■ **Exercise aim**
Convert the material from its first line through the line containing "maximize-icon — [671, 13, 681, 23]" into a JSON list of strings, one string per line, leaving out any blank lines. Cover only that span.

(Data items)
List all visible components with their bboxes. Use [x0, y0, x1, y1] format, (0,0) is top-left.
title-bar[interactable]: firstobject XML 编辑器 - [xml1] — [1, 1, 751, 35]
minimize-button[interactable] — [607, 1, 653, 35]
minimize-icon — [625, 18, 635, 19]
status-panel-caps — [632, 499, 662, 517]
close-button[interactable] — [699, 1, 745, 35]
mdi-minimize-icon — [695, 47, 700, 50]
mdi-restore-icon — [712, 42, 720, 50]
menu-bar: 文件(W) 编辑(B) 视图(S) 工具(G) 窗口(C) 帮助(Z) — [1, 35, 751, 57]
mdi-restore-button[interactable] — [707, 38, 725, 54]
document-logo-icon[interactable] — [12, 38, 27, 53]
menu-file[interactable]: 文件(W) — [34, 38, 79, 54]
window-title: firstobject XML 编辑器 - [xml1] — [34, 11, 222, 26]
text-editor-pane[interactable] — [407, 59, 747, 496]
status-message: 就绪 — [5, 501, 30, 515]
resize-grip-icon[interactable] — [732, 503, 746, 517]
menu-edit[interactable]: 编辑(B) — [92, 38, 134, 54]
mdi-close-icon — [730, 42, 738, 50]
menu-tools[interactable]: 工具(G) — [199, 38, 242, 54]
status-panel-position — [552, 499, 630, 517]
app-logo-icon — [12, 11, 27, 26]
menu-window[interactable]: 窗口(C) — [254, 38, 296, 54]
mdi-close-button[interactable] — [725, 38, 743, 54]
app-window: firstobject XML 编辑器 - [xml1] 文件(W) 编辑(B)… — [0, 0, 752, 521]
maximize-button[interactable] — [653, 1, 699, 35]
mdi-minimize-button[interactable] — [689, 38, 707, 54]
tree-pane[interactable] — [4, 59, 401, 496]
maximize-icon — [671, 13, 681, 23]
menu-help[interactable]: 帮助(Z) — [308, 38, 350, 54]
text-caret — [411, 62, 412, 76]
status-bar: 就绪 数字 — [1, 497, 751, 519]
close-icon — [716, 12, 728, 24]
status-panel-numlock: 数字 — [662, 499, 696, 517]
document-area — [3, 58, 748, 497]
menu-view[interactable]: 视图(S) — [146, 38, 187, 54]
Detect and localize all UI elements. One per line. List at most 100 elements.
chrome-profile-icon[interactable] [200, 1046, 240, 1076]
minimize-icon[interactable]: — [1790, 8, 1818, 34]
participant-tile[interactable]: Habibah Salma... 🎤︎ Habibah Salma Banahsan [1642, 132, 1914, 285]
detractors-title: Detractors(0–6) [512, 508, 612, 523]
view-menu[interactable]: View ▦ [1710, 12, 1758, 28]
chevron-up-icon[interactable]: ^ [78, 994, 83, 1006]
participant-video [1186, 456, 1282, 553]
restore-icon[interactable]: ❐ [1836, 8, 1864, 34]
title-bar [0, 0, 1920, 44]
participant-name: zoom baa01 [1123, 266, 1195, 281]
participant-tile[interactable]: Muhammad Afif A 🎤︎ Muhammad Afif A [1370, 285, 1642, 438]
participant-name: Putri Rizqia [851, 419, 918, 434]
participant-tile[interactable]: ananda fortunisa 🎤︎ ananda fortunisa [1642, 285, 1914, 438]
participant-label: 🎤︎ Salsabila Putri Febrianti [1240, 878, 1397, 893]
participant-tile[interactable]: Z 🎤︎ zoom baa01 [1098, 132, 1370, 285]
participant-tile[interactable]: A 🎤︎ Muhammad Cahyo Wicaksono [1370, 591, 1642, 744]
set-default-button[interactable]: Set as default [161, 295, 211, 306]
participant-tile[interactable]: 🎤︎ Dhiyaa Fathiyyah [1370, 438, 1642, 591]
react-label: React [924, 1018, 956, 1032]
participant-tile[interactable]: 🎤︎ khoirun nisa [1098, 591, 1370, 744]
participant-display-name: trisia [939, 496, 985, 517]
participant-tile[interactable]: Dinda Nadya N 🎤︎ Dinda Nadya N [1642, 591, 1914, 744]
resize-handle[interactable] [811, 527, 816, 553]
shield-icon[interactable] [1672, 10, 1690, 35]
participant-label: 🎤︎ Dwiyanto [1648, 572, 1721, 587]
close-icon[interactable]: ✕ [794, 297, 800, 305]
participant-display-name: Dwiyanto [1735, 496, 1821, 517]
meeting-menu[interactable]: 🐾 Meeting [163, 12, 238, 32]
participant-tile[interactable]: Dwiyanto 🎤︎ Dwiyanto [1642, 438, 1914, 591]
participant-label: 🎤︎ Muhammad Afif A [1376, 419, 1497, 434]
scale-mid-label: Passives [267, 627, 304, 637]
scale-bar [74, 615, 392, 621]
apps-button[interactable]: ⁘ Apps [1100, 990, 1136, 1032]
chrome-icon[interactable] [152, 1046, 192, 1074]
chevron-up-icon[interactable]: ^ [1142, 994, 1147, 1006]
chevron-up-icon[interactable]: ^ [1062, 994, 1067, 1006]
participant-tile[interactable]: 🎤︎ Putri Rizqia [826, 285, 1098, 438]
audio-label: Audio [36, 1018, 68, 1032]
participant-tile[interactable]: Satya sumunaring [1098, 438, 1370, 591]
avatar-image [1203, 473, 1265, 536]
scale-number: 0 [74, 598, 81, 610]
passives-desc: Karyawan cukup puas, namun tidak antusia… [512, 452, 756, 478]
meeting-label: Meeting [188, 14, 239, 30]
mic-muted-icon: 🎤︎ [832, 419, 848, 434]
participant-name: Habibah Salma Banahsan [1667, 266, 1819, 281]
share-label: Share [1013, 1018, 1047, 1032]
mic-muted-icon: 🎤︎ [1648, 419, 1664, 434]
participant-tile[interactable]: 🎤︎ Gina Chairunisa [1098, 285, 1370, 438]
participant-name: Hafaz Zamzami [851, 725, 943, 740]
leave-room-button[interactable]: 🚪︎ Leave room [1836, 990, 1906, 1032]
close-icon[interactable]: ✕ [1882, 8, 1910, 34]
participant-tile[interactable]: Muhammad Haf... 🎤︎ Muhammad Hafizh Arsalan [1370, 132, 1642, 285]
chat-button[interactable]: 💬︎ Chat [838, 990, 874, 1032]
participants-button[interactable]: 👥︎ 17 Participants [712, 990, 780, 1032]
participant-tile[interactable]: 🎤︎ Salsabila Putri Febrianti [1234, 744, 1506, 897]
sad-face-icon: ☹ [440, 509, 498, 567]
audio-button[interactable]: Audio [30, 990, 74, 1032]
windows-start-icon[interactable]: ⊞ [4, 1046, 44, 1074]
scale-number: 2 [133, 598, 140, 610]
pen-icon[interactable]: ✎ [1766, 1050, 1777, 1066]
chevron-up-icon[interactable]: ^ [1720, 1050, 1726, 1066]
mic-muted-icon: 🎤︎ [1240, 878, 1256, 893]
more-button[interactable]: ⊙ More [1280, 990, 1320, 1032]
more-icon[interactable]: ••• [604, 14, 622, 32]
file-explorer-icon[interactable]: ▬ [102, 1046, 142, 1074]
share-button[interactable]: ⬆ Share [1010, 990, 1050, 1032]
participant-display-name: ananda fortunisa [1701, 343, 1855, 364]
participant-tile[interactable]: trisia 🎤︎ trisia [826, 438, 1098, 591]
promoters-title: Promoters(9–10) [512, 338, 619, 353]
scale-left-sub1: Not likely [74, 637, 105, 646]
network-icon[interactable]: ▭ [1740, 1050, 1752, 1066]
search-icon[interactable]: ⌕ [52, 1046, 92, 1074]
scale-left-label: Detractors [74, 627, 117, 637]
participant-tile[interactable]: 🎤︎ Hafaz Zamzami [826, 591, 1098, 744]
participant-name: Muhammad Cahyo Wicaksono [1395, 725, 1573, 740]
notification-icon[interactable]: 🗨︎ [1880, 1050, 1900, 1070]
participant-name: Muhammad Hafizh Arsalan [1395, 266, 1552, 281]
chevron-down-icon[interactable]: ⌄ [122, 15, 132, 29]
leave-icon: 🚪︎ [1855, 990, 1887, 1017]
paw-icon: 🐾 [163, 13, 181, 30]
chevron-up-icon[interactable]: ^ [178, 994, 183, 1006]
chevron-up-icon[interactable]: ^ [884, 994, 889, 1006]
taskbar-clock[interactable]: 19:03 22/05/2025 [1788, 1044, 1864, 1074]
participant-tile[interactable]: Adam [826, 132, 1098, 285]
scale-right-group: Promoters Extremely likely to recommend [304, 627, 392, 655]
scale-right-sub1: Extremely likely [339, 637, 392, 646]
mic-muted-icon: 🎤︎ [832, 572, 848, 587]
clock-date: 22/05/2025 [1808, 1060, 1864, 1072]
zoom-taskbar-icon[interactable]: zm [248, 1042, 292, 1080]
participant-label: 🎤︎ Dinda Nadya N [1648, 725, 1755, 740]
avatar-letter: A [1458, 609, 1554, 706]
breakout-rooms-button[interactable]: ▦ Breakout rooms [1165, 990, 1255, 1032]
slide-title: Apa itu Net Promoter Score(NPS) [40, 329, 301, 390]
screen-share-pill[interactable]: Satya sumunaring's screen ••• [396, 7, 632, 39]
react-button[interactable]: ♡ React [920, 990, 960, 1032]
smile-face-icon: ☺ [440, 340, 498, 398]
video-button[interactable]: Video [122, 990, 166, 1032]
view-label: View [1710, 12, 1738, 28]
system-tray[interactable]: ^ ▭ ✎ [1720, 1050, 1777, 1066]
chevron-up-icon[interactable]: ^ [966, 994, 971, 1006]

■ **Answer to the task**
[
  "List all visible components with their bboxes. Use [x0, y0, x1, y1] format, (0,0) is top-left.",
  "title-bar[interactable]: firstobject XML 编辑器 - [xml1] — [1, 1, 751, 35]",
  "minimize-button[interactable] — [607, 1, 653, 35]",
  "minimize-icon — [625, 18, 635, 19]",
  "status-panel-caps — [632, 499, 662, 517]",
  "close-button[interactable] — [699, 1, 745, 35]",
  "mdi-minimize-icon — [695, 47, 700, 50]",
  "mdi-restore-icon — [712, 42, 720, 50]",
  "menu-bar: 文件(W) 编辑(B) 视图(S) 工具(G) 窗口(C) 帮助(Z) — [1, 35, 751, 57]",
  "mdi-restore-button[interactable] — [707, 38, 725, 54]",
  "document-logo-icon[interactable] — [12, 38, 27, 53]",
  "menu-file[interactable]: 文件(W) — [34, 38, 79, 54]",
  "window-title: firstobject XML 编辑器 - [xml1] — [34, 11, 222, 26]",
  "text-editor-pane[interactable] — [407, 59, 747, 496]",
  "status-message: 就绪 — [5, 501, 30, 515]",
  "resize-grip-icon[interactable] — [732, 503, 746, 517]",
  "menu-edit[interactable]: 编辑(B) — [92, 38, 134, 54]",
  "mdi-close-icon — [730, 42, 738, 50]",
  "menu-tools[interactable]: 工具(G) — [199, 38, 242, 54]",
  "status-panel-position — [552, 499, 630, 517]",
  "app-logo-icon — [12, 11, 27, 26]",
  "menu-window[interactable]: 窗口(C) — [254, 38, 296, 54]",
  "mdi-close-button[interactable] — [725, 38, 743, 54]",
  "app-window: firstobject XML 编辑器 - [xml1] 文件(W) 编辑(B)… — [0, 0, 752, 521]",
  "maximize-button[interactable] — [653, 1, 699, 35]",
  "mdi-minimize-button[interactable] — [689, 38, 707, 54]",
  "tree-pane[interactable] — [4, 59, 401, 496]",
  "maximize-icon — [671, 13, 681, 23]"
]